• WHAT YOU SHOULD DO:
The answer is to be all of the data below, reproduced exactly.

• DATA RECORDS:
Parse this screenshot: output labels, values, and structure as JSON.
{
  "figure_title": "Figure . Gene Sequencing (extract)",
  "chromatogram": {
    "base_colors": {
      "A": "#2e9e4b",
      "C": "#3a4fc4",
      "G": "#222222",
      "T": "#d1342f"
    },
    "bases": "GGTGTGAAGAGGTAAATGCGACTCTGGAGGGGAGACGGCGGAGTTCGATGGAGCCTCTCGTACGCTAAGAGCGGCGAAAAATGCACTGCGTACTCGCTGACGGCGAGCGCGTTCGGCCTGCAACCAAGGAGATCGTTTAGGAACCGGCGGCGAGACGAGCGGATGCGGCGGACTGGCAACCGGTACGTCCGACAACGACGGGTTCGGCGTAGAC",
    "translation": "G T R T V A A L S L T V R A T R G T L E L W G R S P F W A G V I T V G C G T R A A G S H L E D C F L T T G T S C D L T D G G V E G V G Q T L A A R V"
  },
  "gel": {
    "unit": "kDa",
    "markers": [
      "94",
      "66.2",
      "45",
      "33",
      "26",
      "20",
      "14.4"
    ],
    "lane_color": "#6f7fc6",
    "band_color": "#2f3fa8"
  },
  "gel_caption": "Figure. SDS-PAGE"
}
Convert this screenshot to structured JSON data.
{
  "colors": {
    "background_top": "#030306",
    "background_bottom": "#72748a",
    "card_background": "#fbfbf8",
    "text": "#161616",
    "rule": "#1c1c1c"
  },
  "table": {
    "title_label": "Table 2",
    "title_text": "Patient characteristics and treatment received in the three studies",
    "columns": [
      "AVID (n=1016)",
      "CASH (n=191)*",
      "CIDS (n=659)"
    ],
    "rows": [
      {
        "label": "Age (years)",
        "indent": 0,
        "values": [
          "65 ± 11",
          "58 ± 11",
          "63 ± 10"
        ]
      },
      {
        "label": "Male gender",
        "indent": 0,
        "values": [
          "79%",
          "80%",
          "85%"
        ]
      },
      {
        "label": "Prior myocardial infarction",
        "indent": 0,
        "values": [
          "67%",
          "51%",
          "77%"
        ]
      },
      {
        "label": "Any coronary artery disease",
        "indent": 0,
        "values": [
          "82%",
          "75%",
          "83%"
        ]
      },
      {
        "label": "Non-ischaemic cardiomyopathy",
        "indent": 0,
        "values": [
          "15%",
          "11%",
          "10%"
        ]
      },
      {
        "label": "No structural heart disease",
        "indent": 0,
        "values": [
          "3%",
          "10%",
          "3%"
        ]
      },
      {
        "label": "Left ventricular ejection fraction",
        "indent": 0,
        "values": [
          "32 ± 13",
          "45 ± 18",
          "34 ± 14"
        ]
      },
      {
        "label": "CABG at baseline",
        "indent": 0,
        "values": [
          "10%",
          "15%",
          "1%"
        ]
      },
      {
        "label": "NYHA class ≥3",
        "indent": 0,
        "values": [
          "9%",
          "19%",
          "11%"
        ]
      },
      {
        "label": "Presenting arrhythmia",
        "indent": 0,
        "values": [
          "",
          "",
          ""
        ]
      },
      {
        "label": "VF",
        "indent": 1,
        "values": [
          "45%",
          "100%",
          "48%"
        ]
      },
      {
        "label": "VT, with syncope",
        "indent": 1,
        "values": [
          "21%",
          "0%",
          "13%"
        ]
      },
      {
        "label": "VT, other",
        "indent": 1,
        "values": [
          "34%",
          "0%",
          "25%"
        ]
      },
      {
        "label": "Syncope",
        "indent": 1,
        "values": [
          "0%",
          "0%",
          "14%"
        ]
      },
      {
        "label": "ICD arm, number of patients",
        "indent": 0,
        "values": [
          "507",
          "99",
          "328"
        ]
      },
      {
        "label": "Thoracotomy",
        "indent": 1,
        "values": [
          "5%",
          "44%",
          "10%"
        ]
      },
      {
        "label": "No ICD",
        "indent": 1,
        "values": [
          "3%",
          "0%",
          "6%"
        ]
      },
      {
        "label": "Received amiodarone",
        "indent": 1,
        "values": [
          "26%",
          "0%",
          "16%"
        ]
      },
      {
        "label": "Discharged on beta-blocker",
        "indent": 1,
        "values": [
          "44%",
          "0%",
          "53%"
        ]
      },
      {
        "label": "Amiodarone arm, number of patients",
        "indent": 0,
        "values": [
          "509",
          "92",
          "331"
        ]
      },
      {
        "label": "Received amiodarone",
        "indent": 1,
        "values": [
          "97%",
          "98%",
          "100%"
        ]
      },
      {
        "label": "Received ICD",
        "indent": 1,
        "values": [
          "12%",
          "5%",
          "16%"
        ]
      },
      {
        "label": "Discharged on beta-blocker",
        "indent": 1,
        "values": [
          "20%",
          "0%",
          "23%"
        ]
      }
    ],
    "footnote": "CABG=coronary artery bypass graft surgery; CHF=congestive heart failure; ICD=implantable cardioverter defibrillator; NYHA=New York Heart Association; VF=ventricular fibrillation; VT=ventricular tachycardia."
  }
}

• ANSWER TO THE PROBLEM:
Parse this screenshot: output labels, values, and structure as JSON.
{
  "figure_title": "Figure . Gene Sequencing (extract)",
  "chromatogram": {
    "base_colors": {
      "A": "#2e9e4b",
      "C": "#3a4fc4",
      "G": "#222222",
      "T": "#d1342f"
    },
    "bases": "GGTGTGAAGAGGTAAATGCGACTCTGGAGGGGAGACGGCGGAGTTCGATGGAGCCTCTCGTACGCTAAGAGCGGCGAAAAATGCACTGCGTACTCGCTGACGGCGAGCGCGTTCGGCCTGCAACCAAGGAGATCGTTTAGGAACCGGCGGCGAGACGAGCGGATGCGGCGGACTGGCAACCGGTACGTCCGACAACGACGGGTTCGGCGTAGAC",
    "translation": "G T R T V A A L S L T V R A T R G T L E L W G R S P F W A G V I T V G C G T R A A G S H L E D C F L T T G T S C D L T D G G V E G V G Q T L A A R V"
  },
  "gel": {
    "unit": "kDa",
    "markers": [
      "94",
      "66.2",
      "45",
      "33",
      "26",
      "20",
      "14.4"
    ],
    "lane_color": "#6f7fc6",
    "band_color": "#2f3fa8"
  },
  "gel_caption": "Figure. SDS-PAGE"
}
Convert this screenshot to structured JSON data.
{
  "colors": {
    "background_top": "#030306",
    "background_bottom": "#72748a",
    "card_background": "#fbfbf8",
    "text": "#161616",
    "rule": "#1c1c1c"
  },
  "table": {
    "title_label": "Table 2",
    "title_text": "Patient characteristics and treatment received in the three studies",
    "columns": [
      "AVID (n=1016)",
      "CASH (n=191)*",
      "CIDS (n=659)"
    ],
    "rows": [
      {
        "label": "Age (years)",
        "indent": 0,
        "values": [
          "65 ± 11",
          "58 ± 11",
          "63 ± 10"
        ]
      },
      {
        "label": "Male gender",
        "indent": 0,
        "values": [
          "79%",
          "80%",
          "85%"
        ]
      },
      {
        "label": "Prior myocardial infarction",
        "indent": 0,
        "values": [
          "67%",
          "51%",
          "77%"
        ]
      },
      {
        "label": "Any coronary artery disease",
        "indent": 0,
        "values": [
          "82%",
          "75%",
          "83%"
        ]
      },
      {
        "label": "Non-ischaemic cardiomyopathy",
        "indent": 0,
        "values": [
          "15%",
          "11%",
          "10%"
        ]
      },
      {
        "label": "No structural heart disease",
        "indent": 0,
        "values": [
          "3%",
          "10%",
          "3%"
        ]
      },
      {
        "label": "Left ventricular ejection fraction",
        "indent": 0,
        "values": [
          "32 ± 13",
          "45 ± 18",
          "34 ± 14"
        ]
      },
      {
        "label": "CABG at baseline",
        "indent": 0,
        "values": [
          "10%",
          "15%",
          "1%"
        ]
      },
      {
        "label": "NYHA class ≥3",
        "indent": 0,
        "values": [
          "9%",
          "19%",
          "11%"
        ]
      },
      {
        "label": "Presenting arrhythmia",
        "indent": 0,
        "values": [
          "",
          "",
          ""
        ]
      },
      {
        "label": "VF",
        "indent": 1,
        "values": [
          "45%",
          "100%",
          "48%"
        ]
      },
      {
        "label": "VT, with syncope",
        "indent": 1,
        "values": [
          "21%",
          "0%",
          "13%"
        ]
      },
      {
        "label": "VT, other",
        "indent": 1,
        "values": [
          "34%",
          "0%",
          "25%"
        ]
      },
      {
        "label": "Syncope",
        "indent": 1,
        "values": [
          "0%",
          "0%",
          "14%"
        ]
      },
      {
        "label": "ICD arm, number of patients",
        "indent": 0,
        "values": [
          "507",
          "99",
          "328"
        ]
      },
      {
        "label": "Thoracotomy",
        "indent": 1,
        "values": [
          "5%",
          "44%",
          "10%"
        ]
      },
      {
        "label": "No ICD",
        "indent": 1,
        "values": [
          "3%",
          "0%",
          "6%"
        ]
      },
      {
        "label": "Received amiodarone",
        "indent": 1,
        "values": [
          "26%",
          "0%",
          "16%"
        ]
      },
      {
        "label": "Discharged on beta-blocker",
        "indent": 1,
        "values": [
          "44%",
          "0%",
          "53%"
        ]
      },
      {
        "label": "Amiodarone arm, number of patients",
        "indent": 0,
        "values": [
          "509",
          "92",
          "331"
        ]
      },
      {
        "label": "Received amiodarone",
        "indent": 1,
        "values": [
          "97%",
          "98%",
          "100%"
        ]
      },
      {
        "label": "Received ICD",
        "indent": 1,
        "values": [
          "12%",
          "5%",
          "16%"
        ]
      },
      {
        "label": "Discharged on beta-blocker",
        "indent": 1,
        "values": [
          "20%",
          "0%",
          "23%"
        ]
      }
    ],
    "footnote": "CABG=coronary artery bypass graft surgery; CHF=congestive heart failure; ICD=implantable cardioverter defibrillator; NYHA=New York Heart Association; VF=ventricular fibrillation; VT=ventricular tachycardia."
  }
}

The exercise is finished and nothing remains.